- **Problem to solve**: Extract every line that contains the string "国家税务总局上海市税务局".

Data records
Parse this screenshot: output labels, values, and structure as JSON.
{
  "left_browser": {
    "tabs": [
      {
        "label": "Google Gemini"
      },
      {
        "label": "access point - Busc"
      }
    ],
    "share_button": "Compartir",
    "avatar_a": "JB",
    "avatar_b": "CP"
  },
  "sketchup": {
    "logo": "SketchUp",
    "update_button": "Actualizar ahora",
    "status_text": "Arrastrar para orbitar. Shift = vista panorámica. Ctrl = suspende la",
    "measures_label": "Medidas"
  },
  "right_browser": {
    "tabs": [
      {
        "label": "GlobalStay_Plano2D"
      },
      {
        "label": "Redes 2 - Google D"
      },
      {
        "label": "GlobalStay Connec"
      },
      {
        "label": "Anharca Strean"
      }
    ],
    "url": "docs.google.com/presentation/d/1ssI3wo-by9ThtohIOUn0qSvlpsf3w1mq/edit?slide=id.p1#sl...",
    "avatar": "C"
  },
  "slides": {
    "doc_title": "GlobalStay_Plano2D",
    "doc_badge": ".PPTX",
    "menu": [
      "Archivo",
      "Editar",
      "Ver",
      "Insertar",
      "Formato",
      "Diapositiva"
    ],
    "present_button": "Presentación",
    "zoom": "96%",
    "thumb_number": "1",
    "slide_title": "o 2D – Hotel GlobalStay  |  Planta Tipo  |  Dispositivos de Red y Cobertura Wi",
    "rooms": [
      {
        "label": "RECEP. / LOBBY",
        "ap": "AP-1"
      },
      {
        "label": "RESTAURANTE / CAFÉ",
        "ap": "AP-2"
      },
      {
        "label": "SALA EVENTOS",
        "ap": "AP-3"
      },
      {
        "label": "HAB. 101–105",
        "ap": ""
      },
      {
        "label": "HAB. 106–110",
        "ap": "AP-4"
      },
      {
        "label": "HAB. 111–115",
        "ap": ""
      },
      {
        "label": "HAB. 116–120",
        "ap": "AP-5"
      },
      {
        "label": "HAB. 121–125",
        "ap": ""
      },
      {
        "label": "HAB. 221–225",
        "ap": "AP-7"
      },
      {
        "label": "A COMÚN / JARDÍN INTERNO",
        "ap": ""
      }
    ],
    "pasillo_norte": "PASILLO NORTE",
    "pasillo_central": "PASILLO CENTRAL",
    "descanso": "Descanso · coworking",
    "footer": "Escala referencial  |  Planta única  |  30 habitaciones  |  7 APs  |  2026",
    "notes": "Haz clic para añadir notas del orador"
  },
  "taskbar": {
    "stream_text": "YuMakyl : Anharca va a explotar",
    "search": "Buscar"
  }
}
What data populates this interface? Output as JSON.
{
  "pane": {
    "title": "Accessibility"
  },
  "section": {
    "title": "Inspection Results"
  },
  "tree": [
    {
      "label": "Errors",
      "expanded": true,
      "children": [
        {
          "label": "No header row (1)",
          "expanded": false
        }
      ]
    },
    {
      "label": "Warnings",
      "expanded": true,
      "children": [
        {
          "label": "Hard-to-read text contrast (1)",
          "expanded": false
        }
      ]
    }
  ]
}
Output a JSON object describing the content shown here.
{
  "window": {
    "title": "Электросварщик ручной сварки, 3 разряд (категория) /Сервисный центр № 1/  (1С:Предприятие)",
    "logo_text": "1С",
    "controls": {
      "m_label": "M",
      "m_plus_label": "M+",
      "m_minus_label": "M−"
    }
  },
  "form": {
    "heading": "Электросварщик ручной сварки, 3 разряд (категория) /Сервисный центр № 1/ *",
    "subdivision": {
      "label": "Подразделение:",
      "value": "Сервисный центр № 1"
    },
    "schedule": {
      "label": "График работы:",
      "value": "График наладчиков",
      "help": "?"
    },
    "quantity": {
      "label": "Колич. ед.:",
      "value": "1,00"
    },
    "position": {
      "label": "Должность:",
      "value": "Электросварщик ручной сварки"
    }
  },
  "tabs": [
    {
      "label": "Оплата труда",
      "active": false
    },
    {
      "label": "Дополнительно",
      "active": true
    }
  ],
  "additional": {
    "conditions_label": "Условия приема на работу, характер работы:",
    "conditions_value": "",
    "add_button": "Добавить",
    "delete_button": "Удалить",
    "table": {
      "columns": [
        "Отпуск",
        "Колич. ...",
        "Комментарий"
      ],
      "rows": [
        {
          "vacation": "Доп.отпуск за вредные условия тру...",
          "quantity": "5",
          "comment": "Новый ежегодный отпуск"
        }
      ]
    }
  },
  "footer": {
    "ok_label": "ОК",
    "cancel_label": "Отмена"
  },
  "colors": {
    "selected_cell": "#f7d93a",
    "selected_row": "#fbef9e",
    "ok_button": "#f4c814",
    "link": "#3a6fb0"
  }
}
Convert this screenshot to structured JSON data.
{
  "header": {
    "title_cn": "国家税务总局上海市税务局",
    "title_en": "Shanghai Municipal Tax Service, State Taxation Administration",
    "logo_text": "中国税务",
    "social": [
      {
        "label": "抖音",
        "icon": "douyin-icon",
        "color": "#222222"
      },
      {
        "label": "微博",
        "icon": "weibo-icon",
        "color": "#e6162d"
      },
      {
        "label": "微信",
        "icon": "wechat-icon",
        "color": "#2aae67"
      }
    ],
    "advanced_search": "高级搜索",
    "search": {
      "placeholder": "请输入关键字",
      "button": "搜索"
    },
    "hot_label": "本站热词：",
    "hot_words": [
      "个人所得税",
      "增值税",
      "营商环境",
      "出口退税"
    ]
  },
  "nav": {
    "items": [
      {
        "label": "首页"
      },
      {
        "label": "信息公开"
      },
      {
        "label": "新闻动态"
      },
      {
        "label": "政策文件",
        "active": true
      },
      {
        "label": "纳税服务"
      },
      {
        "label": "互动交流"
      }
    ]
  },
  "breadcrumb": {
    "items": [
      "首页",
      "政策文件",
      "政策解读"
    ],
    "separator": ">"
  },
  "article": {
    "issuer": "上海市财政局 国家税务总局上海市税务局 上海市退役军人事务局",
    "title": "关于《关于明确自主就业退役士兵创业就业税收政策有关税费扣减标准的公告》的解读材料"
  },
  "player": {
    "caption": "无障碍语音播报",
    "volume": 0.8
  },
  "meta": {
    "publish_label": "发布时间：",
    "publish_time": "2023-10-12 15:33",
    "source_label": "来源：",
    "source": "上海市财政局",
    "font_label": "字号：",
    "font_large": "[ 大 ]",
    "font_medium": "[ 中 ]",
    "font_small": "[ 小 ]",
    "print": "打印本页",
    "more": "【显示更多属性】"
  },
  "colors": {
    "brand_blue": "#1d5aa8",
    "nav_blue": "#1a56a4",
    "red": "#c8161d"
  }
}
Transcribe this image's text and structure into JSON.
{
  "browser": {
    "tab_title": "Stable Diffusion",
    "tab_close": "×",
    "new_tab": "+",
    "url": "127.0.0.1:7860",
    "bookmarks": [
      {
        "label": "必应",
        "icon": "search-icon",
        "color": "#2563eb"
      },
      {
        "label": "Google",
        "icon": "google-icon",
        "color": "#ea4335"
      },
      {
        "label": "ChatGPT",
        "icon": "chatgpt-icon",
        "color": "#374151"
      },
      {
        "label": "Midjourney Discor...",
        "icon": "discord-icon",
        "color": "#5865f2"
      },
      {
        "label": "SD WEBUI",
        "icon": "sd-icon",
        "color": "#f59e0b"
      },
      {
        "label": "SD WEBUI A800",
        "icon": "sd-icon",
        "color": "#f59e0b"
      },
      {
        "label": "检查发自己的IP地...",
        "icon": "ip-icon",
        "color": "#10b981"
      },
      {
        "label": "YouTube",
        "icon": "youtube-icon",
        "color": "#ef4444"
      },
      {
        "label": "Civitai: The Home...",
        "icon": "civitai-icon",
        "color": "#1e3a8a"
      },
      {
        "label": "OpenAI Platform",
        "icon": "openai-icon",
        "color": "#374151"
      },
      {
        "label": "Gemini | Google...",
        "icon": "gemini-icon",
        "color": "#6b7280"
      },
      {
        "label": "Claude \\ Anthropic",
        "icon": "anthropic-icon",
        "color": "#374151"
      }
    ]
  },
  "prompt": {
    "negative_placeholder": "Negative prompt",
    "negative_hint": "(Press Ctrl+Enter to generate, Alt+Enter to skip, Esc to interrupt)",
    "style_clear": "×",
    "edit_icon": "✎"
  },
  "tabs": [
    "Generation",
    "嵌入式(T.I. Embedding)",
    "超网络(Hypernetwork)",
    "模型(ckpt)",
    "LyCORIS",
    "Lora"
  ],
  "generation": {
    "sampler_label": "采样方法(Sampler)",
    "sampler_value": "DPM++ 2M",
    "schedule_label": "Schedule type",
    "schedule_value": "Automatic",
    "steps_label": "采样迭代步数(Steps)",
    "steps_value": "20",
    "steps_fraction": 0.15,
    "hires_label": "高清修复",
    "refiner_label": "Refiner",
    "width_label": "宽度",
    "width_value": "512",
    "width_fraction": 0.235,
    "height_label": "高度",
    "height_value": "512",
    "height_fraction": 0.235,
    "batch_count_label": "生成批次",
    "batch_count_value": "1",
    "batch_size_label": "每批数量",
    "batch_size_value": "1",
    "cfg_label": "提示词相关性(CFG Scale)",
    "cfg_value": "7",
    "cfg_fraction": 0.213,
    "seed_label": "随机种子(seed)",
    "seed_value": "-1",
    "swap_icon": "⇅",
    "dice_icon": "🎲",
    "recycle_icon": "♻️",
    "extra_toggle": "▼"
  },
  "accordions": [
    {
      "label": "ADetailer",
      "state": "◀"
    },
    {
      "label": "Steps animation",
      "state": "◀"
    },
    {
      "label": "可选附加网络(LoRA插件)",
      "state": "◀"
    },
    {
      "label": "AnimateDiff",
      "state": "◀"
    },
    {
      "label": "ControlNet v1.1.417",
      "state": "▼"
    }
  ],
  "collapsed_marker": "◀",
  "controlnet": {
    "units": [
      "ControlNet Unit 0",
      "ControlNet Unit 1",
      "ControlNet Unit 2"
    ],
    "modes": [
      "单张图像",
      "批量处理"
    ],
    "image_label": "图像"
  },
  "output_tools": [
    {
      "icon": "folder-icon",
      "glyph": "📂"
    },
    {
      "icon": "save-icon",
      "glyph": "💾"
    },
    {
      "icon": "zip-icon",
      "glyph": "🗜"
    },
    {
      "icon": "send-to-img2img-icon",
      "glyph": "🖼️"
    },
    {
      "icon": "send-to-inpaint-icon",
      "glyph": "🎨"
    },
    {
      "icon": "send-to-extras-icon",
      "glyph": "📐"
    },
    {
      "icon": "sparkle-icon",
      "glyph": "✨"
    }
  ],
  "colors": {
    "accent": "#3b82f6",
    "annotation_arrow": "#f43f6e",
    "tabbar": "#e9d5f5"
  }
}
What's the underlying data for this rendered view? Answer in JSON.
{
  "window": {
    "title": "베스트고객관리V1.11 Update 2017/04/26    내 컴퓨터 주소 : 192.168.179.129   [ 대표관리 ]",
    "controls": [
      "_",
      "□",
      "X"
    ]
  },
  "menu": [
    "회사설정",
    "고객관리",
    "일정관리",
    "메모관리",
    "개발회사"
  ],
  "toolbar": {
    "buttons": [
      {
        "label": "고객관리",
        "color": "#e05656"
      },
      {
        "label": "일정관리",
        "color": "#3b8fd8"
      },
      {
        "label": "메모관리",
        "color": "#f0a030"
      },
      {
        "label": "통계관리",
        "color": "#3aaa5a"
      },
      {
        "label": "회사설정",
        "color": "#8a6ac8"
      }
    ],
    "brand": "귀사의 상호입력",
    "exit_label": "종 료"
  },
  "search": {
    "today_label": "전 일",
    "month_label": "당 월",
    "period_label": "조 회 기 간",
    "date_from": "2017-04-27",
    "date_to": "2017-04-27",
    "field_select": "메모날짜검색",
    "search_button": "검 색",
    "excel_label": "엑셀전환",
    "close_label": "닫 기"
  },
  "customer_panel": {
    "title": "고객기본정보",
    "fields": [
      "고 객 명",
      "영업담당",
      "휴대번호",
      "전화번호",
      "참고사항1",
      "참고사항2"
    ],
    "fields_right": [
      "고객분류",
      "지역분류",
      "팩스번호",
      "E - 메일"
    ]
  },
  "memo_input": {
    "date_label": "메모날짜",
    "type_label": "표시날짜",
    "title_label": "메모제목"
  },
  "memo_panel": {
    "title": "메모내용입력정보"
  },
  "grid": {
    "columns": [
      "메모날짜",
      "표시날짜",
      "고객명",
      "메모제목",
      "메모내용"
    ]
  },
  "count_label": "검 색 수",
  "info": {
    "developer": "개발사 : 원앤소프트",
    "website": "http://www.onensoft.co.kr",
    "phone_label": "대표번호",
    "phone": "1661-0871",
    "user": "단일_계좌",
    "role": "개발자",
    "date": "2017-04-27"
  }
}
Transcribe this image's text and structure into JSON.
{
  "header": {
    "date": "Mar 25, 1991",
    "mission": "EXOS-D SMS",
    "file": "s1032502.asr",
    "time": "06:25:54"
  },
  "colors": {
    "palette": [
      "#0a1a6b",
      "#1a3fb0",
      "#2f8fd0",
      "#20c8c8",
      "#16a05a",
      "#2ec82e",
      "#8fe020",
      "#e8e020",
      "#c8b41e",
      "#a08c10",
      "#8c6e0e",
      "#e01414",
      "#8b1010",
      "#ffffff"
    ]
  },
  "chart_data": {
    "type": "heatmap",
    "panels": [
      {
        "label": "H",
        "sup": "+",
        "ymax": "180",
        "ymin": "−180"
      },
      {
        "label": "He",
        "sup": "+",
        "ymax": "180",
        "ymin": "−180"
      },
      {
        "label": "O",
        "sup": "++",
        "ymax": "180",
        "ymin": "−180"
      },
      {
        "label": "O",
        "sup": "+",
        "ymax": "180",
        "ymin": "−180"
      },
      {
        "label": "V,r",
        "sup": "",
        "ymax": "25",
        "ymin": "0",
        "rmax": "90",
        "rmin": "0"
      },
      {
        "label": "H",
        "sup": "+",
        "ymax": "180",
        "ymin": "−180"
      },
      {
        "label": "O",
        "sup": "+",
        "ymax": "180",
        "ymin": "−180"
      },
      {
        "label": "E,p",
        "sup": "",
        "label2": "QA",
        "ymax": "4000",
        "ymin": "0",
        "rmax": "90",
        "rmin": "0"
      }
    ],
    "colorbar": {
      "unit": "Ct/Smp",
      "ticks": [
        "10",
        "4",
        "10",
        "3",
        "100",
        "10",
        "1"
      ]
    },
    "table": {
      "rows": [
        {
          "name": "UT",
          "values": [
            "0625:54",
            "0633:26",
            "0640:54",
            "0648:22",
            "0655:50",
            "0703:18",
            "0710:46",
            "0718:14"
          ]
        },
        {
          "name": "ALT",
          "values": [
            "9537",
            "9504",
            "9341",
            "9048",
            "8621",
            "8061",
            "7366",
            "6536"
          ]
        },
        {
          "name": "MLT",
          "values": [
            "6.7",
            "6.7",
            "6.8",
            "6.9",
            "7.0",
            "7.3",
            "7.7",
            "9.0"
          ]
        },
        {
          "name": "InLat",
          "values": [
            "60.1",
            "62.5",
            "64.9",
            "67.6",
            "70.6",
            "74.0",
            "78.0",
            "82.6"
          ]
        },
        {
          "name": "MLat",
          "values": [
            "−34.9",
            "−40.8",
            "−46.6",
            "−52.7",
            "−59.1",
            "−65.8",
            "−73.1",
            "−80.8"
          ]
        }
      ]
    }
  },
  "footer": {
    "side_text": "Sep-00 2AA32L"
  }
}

- **Solution to this problem**:
    "title_cn": "国家税务总局上海市税务局",
    "issuer": "上海市财政局 国家税务总局上海市税务局 上海市退役军人事务局",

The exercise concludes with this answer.